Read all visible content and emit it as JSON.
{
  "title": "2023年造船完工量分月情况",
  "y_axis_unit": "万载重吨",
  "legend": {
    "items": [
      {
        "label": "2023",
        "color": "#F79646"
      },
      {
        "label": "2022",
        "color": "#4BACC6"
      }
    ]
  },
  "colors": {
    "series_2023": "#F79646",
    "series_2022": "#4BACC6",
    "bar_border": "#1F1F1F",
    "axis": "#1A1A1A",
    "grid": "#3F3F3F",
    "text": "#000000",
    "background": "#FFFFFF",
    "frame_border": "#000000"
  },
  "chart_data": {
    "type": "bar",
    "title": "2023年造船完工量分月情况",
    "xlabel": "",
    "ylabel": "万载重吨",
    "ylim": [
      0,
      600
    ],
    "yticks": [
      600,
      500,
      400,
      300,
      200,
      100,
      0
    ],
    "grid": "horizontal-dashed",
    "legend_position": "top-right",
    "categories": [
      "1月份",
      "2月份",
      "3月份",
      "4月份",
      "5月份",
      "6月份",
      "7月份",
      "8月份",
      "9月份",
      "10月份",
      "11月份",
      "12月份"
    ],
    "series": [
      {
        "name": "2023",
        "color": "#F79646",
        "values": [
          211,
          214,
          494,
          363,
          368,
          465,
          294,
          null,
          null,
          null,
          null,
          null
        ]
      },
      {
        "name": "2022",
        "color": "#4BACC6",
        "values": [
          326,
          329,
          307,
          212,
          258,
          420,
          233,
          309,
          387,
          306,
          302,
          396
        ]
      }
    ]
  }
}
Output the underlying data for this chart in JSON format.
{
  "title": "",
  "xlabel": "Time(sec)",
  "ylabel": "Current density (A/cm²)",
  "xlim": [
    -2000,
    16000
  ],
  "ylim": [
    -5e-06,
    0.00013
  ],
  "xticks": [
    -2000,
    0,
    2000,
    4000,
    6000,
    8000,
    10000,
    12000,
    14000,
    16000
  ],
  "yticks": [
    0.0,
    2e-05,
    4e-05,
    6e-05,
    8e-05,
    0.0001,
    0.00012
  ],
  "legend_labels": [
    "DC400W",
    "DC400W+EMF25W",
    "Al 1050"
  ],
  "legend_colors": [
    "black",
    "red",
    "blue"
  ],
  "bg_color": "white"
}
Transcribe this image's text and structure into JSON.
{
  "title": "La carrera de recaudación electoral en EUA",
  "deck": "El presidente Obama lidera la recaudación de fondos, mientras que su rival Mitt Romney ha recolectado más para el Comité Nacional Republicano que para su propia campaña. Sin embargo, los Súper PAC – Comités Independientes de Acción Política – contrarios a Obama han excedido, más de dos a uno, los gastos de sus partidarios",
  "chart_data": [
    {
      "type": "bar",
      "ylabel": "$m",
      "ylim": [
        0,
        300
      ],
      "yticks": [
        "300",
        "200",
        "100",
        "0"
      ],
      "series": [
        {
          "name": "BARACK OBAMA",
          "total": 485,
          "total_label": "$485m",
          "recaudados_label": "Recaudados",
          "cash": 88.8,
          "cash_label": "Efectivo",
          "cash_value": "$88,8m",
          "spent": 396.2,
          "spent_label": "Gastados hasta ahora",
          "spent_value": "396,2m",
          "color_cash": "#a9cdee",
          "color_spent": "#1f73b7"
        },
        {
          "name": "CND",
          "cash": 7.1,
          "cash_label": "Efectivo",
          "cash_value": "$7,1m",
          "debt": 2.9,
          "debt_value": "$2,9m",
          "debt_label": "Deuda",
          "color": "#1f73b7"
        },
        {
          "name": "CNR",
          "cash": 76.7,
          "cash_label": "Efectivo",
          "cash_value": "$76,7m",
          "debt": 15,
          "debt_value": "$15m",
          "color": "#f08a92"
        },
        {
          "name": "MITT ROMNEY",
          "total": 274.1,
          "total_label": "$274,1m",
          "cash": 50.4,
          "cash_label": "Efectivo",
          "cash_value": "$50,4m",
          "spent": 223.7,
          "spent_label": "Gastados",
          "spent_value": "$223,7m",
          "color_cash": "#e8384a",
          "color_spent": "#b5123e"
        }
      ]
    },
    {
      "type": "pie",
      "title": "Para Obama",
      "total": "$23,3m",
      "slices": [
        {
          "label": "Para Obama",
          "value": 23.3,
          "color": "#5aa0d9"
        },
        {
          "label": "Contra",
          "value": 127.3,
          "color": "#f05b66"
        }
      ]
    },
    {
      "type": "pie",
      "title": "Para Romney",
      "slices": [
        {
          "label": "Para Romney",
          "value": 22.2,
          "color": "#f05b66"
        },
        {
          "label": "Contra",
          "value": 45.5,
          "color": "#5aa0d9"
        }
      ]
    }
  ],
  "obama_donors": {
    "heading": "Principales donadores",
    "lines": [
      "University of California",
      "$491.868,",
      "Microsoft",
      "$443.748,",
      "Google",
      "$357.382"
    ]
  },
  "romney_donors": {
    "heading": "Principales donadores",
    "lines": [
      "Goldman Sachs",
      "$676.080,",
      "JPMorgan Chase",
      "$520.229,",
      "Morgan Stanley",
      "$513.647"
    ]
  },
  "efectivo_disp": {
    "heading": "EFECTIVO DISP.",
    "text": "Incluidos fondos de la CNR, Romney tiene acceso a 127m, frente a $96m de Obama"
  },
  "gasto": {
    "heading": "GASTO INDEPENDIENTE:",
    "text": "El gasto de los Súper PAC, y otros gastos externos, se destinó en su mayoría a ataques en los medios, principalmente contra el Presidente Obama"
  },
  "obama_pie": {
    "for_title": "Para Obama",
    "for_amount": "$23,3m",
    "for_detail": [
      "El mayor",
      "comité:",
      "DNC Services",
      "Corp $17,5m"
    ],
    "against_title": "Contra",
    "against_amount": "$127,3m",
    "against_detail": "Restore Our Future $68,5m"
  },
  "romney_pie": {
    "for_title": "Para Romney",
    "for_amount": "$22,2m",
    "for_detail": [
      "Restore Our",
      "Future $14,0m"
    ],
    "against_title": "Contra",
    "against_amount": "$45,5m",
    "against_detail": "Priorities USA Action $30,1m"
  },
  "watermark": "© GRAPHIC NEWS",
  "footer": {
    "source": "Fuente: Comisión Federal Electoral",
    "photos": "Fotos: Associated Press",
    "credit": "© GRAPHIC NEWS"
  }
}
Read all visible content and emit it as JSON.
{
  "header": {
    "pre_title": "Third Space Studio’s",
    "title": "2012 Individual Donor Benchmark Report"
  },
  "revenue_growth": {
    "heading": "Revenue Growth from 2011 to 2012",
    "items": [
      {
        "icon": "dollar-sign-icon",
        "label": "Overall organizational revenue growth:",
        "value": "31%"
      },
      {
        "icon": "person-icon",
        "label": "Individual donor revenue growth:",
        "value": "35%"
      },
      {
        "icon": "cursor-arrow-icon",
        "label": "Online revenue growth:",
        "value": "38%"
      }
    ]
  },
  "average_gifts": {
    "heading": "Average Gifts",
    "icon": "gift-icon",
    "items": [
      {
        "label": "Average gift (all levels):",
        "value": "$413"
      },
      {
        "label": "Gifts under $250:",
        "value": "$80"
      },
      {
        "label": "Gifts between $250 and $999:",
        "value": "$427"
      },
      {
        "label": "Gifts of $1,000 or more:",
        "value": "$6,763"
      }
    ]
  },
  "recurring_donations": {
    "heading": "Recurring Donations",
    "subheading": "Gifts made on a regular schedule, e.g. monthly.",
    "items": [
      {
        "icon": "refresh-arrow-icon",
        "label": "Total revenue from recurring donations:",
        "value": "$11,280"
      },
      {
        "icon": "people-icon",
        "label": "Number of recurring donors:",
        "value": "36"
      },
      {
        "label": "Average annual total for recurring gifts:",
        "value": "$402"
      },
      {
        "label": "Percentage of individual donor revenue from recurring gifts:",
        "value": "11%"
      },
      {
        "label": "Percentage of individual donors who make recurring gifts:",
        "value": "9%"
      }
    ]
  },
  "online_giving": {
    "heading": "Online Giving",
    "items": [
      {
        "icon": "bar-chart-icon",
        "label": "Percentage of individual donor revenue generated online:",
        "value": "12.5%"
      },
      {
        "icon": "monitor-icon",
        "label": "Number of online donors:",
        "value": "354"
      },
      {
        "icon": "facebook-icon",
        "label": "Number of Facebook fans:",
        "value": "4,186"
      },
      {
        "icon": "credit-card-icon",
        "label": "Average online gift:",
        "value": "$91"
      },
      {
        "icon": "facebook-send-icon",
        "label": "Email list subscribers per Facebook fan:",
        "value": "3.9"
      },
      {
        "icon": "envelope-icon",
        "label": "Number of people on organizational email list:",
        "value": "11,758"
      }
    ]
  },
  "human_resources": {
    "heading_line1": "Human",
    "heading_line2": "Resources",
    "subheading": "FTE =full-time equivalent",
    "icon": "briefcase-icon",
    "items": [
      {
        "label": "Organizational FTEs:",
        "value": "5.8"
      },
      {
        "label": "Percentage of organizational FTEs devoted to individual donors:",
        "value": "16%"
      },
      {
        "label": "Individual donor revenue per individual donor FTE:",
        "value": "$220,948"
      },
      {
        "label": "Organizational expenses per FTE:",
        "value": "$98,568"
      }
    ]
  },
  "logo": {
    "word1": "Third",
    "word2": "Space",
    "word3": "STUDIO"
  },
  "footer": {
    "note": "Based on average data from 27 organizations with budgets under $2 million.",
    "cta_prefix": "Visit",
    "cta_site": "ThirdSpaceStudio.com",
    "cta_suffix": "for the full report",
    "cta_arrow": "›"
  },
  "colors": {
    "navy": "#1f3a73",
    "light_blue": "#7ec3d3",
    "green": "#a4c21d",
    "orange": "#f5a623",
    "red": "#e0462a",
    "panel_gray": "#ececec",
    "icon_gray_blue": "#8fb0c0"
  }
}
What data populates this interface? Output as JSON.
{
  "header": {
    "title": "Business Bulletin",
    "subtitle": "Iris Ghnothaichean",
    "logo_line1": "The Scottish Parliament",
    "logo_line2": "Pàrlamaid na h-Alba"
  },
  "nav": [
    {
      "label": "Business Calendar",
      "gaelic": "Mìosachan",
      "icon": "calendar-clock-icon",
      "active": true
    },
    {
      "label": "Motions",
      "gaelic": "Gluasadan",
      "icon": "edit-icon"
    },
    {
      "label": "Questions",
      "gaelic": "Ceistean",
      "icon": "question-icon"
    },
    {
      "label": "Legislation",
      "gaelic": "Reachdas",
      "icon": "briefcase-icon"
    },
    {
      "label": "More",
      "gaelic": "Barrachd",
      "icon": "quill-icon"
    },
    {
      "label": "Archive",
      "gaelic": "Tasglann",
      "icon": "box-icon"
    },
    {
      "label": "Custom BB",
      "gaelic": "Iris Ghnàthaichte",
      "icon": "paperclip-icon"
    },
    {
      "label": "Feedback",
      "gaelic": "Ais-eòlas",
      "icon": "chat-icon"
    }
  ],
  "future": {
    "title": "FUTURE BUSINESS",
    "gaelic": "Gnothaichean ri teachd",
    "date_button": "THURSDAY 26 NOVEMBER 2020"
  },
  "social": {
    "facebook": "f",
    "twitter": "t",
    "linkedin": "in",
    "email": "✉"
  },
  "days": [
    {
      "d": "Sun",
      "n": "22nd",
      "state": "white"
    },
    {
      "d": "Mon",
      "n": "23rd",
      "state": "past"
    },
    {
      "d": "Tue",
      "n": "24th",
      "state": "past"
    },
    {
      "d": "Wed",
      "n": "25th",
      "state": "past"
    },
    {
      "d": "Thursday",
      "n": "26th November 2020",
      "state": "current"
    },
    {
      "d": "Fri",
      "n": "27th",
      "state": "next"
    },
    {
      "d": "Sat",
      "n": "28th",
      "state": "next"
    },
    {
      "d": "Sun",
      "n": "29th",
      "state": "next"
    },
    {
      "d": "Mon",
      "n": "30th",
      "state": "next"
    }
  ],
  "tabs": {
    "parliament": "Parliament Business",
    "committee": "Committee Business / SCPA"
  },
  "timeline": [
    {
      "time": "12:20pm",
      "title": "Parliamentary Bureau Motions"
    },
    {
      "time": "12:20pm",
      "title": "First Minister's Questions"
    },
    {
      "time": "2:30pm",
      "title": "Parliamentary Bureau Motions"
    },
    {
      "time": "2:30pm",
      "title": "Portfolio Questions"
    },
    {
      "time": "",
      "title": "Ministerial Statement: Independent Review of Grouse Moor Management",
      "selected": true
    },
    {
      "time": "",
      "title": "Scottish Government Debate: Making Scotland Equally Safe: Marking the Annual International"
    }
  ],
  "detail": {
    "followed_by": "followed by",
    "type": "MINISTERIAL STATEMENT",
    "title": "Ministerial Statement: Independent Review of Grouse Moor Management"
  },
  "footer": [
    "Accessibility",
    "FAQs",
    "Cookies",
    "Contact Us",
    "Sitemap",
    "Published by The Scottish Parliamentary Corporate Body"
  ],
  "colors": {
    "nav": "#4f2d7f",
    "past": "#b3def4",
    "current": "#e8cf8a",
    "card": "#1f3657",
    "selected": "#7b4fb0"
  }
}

☆ ☆ ☆ ☆ ☆

*Exercise brief*: Read the data above and pull out each line that holds the string "full".

*Solved problem*:
    "subheading": "FTE =full-time equivalent",
    "cta_suffix": "for the full report",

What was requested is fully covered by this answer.